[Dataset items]
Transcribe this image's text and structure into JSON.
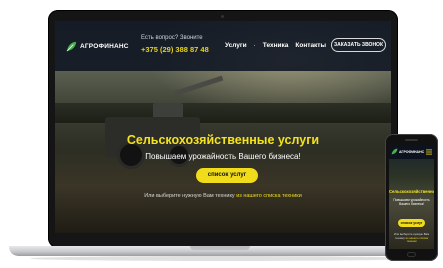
{
  "site": {
    "logo_text": "АГРОФИНАНС",
    "contact_question": "Есть вопрос? Звоните",
    "phone_number": "+375 (29) 388 87 48",
    "nav": [
      "Услуги",
      "Техника",
      "Контакты"
    ],
    "order_call_label": "ЗАКАЗАТЬ ЗВОНОК",
    "hero_title": "Сельскохозяйственные услуги",
    "hero_subtitle": "Повышаем урожайность Вашего бизнеса!",
    "services_button_label": "список услуг",
    "hero_note_prefix": "Или выберите нужную Вам технику",
    "hero_note_link": "из нашего списка техники"
  },
  "colors": {
    "accent": "#f0dc1b",
    "title_yellow": "#f4e31d",
    "header_bg": "#0e1422",
    "phone_text": "#e6d21c"
  },
  "icons": {
    "logo": "leaf-logo-icon",
    "menu": "hamburger-menu-icon"
  }
}
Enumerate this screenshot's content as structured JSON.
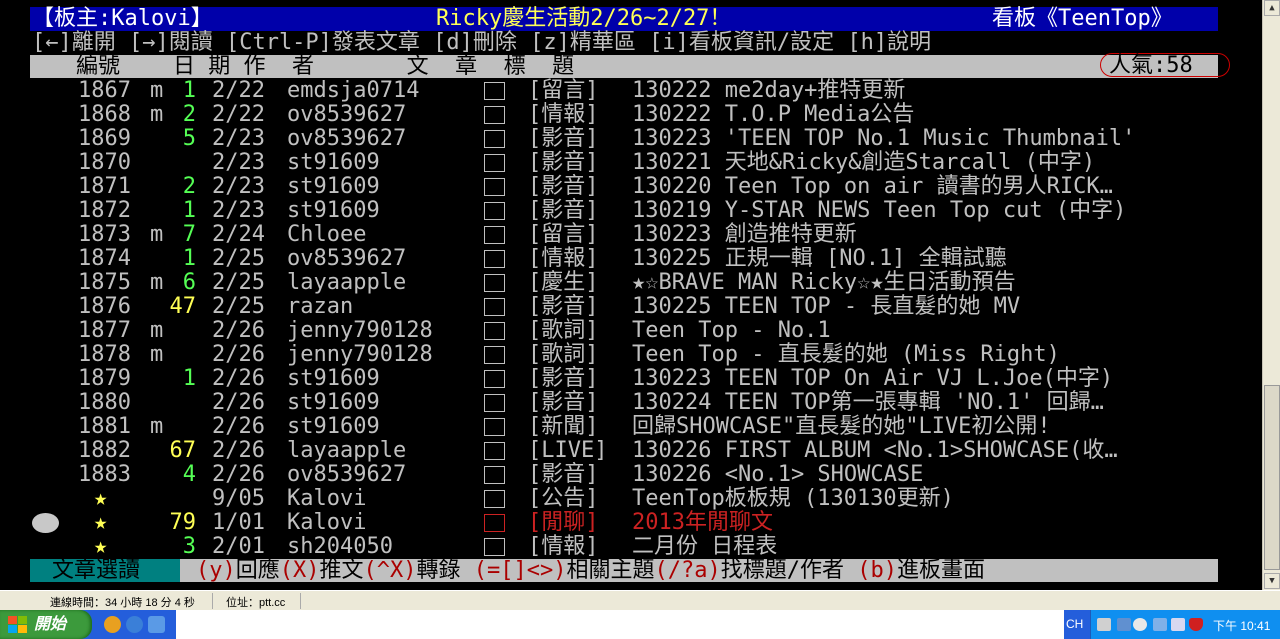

§ BRIEF: Any pictures should be dropped; transcribe the rest of the records above exactly.

§ FINAL ANSWER:
Transcribe this image's text and structure into JSON.
{
  "site": {
    "logo_text": "АГРОФИНАНС",
    "contact_question": "Есть вопрос? Звоните",
    "phone_number": "+375 (29) 388 87 48",
    "nav": [
      "Услуги",
      "Техника",
      "Контакты"
    ],
    "order_call_label": "ЗАКАЗАТЬ ЗВОНОК",
    "hero_title": "Сельскохозяйственные услуги",
    "hero_subtitle": "Повышаем урожайность Вашего бизнеса!",
    "services_button_label": "список услуг",
    "hero_note_prefix": "Или выберите нужную Вам технику",
    "hero_note_link": "из нашего списка техники"
  },
  "colors": {
    "accent": "#f0dc1b",
    "title_yellow": "#f4e31d",
    "header_bg": "#0e1422",
    "phone_text": "#e6d21c"
  },
  "icons": {
    "logo": "leaf-logo-icon",
    "menu": "hamburger-menu-icon"
  }
}
Enumerate this screenshot's content as structured JSON.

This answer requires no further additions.